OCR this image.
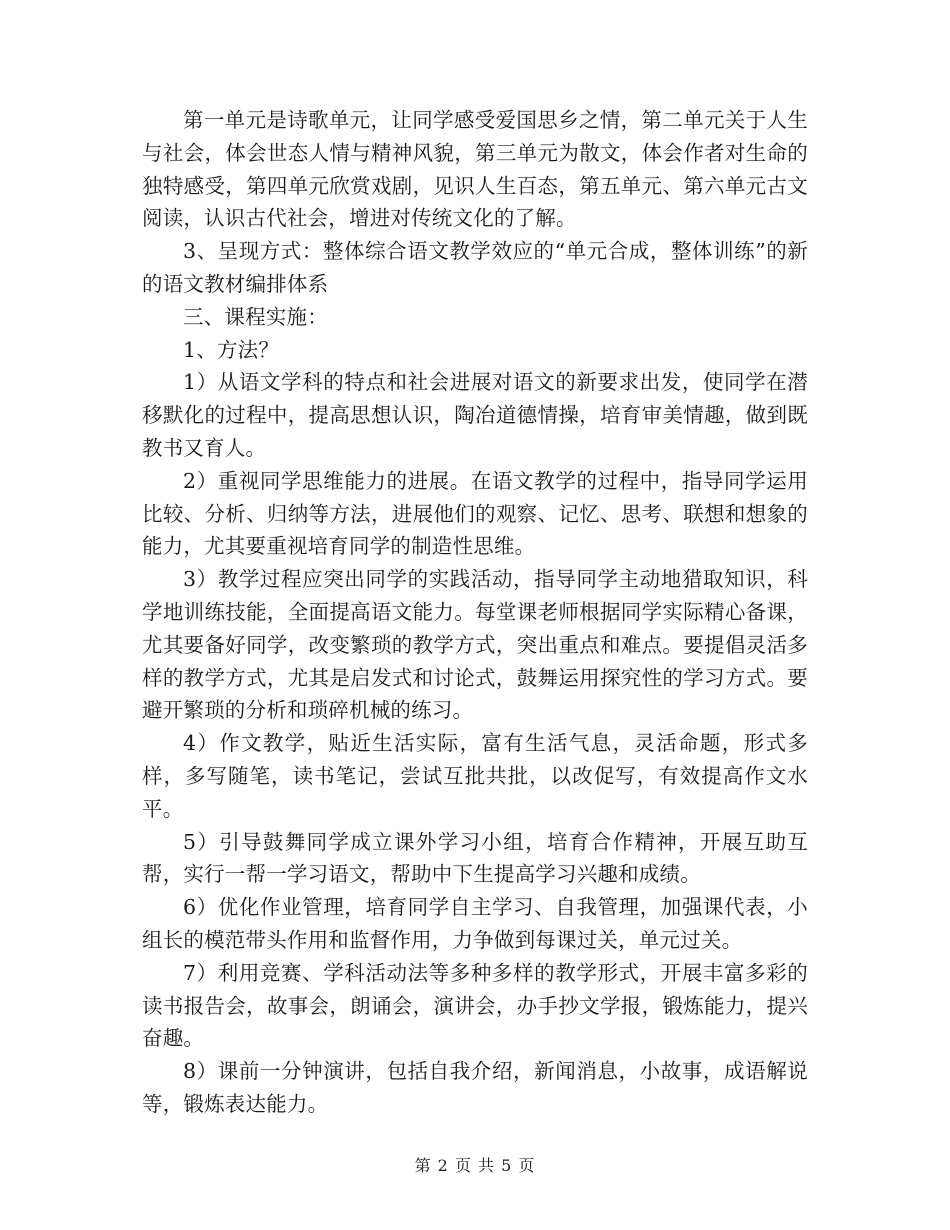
第一单元是诗歌单元，让同学感受爱国思乡之情，第二单元关于人生与社会，体会世态人情与精神风貌，第三单元为散文，体会作者对生命的独特感受，第四单元欣赏戏剧，见识人生百态，第五单元、第六单元古文阅读，认识古代社会，增进对传统文化的了解。

3、呈现方式：整体综合语文教学效应的“单元合成，整体训练”的新的语文教材编排体系

三、课程实施：

1、方法？

1）从语文学科的特点和社会进展对语文的新要求出发，使同学在潜移默化的过程中，提高思想认识，陶冶道德情操，培育审美情趣，做到既教书又育人。

2）重视同学思维能力的进展。在语文教学的过程中，指导同学运用比较、分析、归纳等方法，进展他们的观察、记忆、思考、联想和想象的能力，尤其要重视培育同学的制造性思维。

3）教学过程应突出同学的实践活动，指导同学主动地猎取知识，科学地训练技能，全面提高语文能力。每堂课老师根据同学实际精心备课，尤其要备好同学，改变繁琐的教学方式，突出重点和难点。要提倡灵活多样的教学方式，尤其是启发式和讨论式，鼓舞运用探究性的学习方式。要避开繁琐的分析和琐碎机械的练习。

4）作文教学，贴近生活实际，富有生活气息，灵活命题，形式多样，多写随笔，读书笔记，尝试互批共批，以改促写，有效提高作文水平。

5）引导鼓舞同学成立课外学习小组，培育合作精神，开展互助互帮，实行一帮一学习语文，帮助中下生提高学习兴趣和成绩。

6）优化作业管理，培育同学自主学习、自我管理，加强课代表，小组长的模范带头作用和监督作用，力争做到每课过关，单元过关。

7）利用竞赛、学科活动法等多种多样的教学形式，开展丰富多彩的读书报告会，故事会，朗诵会，演讲会，办手抄文学报，锻炼能力，提兴奋趣。

8）课前一分钟演讲，包括自我介绍，新闻消息，小故事，成语解说等，锻炼表达能力。

第 2 页 共 5 页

*Exercise*
Make an exact copy of the records above, with the pictures left out.

*Correct output*
OCR this image.
第一单元是诗歌单元，让同学感受爱国思乡之情，第二单元关于人生与社会，体会世态人情与精神风貌，第三单元为散文，体会作者对生命的独特感受，第四单元欣赏戏剧，见识人生百态，第五单元、第六单元古文阅读，认识古代社会，增进对传统文化的了解。

3、呈现方式：整体综合语文教学效应的“单元合成，整体训练”的新的语文教材编排体系

三、课程实施：

1、方法？

1）从语文学科的特点和社会进展对语文的新要求出发，使同学在潜移默化的过程中，提高思想认识，陶冶道德情操，培育审美情趣，做到既教书又育人。

2）重视同学思维能力的进展。在语文教学的过程中，指导同学运用比较、分析、归纳等方法，进展他们的观察、记忆、思考、联想和想象的能力，尤其要重视培育同学的制造性思维。

3）教学过程应突出同学的实践活动，指导同学主动地猎取知识，科学地训练技能，全面提高语文能力。每堂课老师根据同学实际精心备课，尤其要备好同学，改变繁琐的教学方式，突出重点和难点。要提倡灵活多样的教学方式，尤其是启发式和讨论式，鼓舞运用探究性的学习方式。要避开繁琐的分析和琐碎机械的练习。

4）作文教学，贴近生活实际，富有生活气息，灵活命题，形式多样，多写随笔，读书笔记，尝试互批共批，以改促写，有效提高作文水平。

5）引导鼓舞同学成立课外学习小组，培育合作精神，开展互助互帮，实行一帮一学习语文，帮助中下生提高学习兴趣和成绩。

6）优化作业管理，培育同学自主学习、自我管理，加强课代表，小组长的模范带头作用和监督作用，力争做到每课过关，单元过关。

7）利用竞赛、学科活动法等多种多样的教学形式，开展丰富多彩的读书报告会，故事会，朗诵会，演讲会，办手抄文学报，锻炼能力，提兴奋趣。

8）课前一分钟演讲，包括自我介绍，新闻消息，小故事，成语解说等，锻炼表达能力。

第 2 页 共 5 页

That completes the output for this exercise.